● **WRITTEN INSTRUCTION**:
Below are some records. Count the lines with "image" in them and give nothing but the total.

(Data listing)
======
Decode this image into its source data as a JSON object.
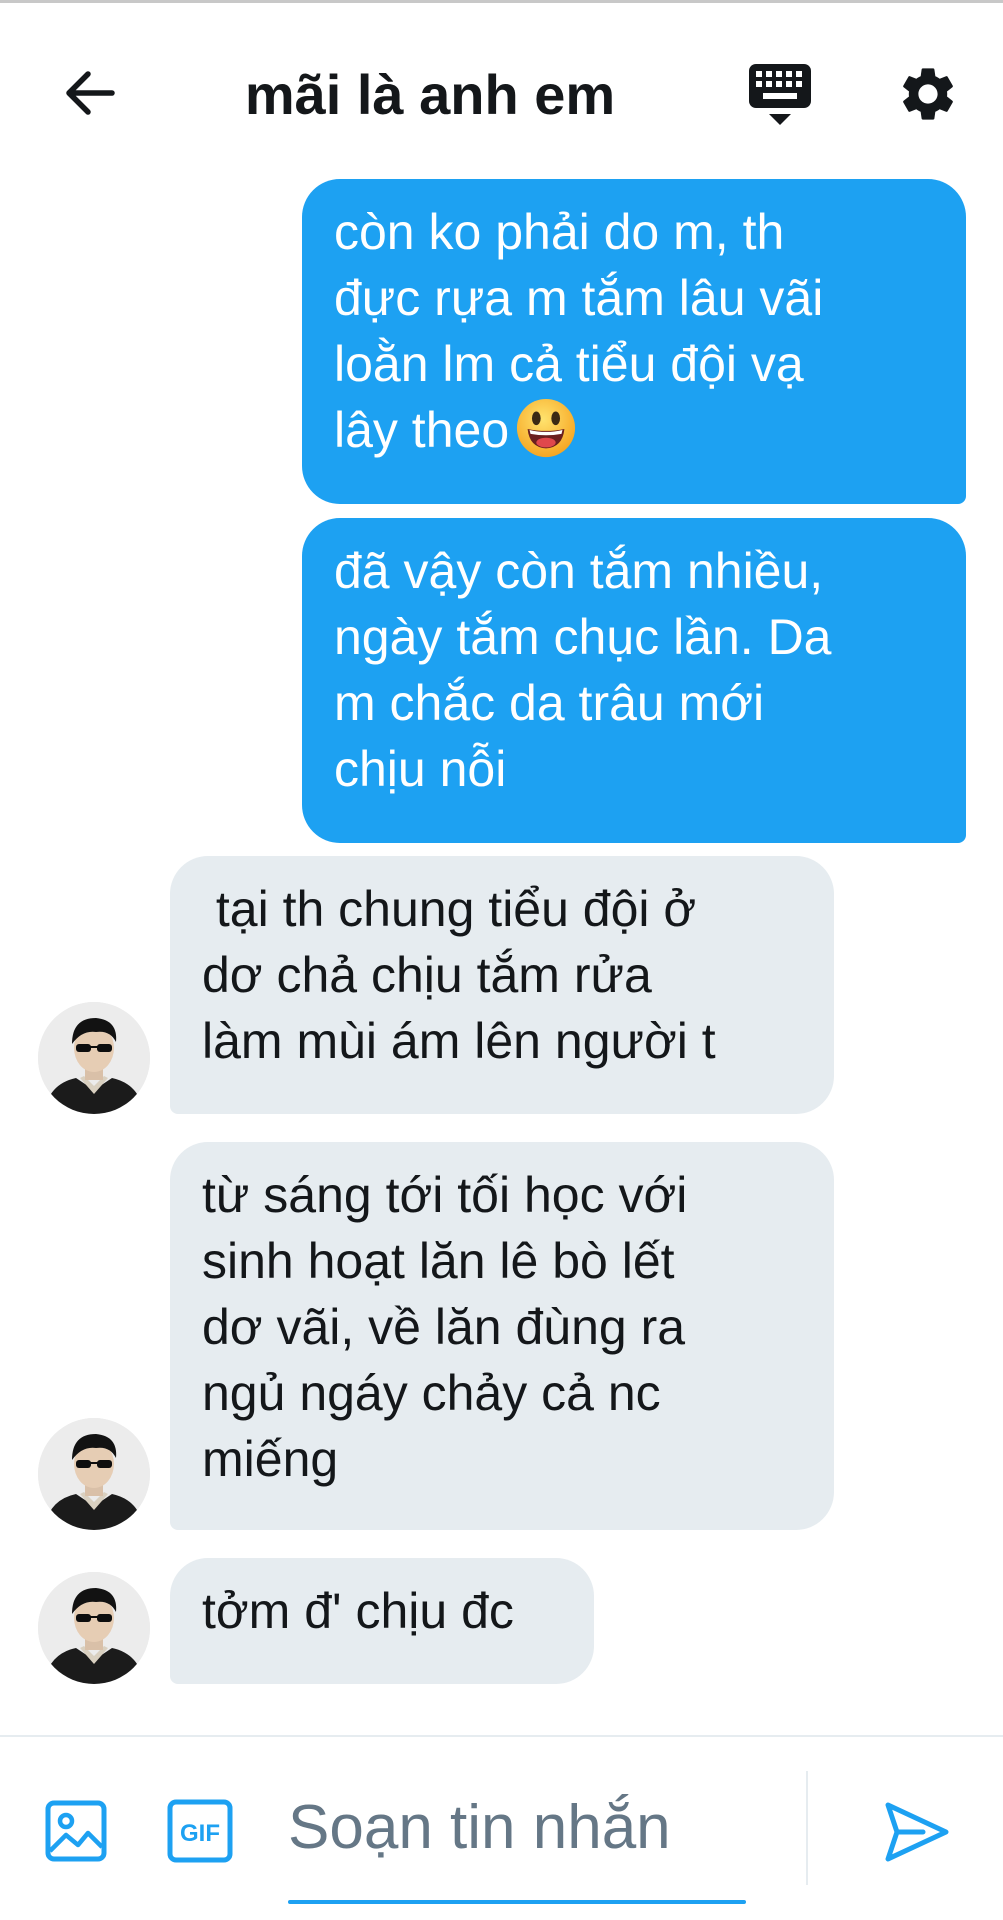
{
  "header": {
    "title": "mãi là anh em",
    "icons": {
      "back": "arrow-left-icon",
      "keyboard": "keyboard-icon",
      "settings": "gear-icon"
    }
  },
  "messages": [
    {
      "direction": "sent",
      "lines": [
        "còn ko phải do m, th",
        "đực rựa m tắm lâu vãi",
        "loằn lm cả tiểu đội vạ",
        "lây theo"
      ],
      "emoji": "grinning-face-emoji"
    },
    {
      "direction": "sent",
      "lines": [
        "đã vậy còn tắm nhiều,",
        "ngày tắm chục lần. Da",
        "m chắc da trâu mới",
        "chịu nỗi"
      ]
    },
    {
      "direction": "received",
      "lines": [
        " tại th chung tiểu đội ở",
        "dơ chả chịu tắm rửa",
        "làm mùi ám lên người t"
      ],
      "avatar": "user-avatar"
    },
    {
      "direction": "received",
      "lines": [
        "từ sáng tới tối học với",
        "sinh hoạt lăn lê bò lết",
        "dơ vãi, về lăn đùng ra",
        "ngủ ngáy chảy cả nc",
        "miếng"
      ],
      "avatar": "user-avatar"
    },
    {
      "direction": "received",
      "lines": [
        "tởm đ' chịu đc"
      ],
      "avatar": "user-avatar"
    }
  ],
  "composer": {
    "placeholder": "Soạn tin nhắn",
    "value": "",
    "gif_label": "GIF",
    "icons": {
      "media": "image-icon",
      "gif": "gif-icon",
      "send": "send-icon"
    }
  },
  "colors": {
    "accent": "#1da1f2",
    "received_bubble": "#e6ecf0",
    "text": "#14171a",
    "placeholder": "#657786"
  }
}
======
● **OUTPUT OF THE TASK**:
2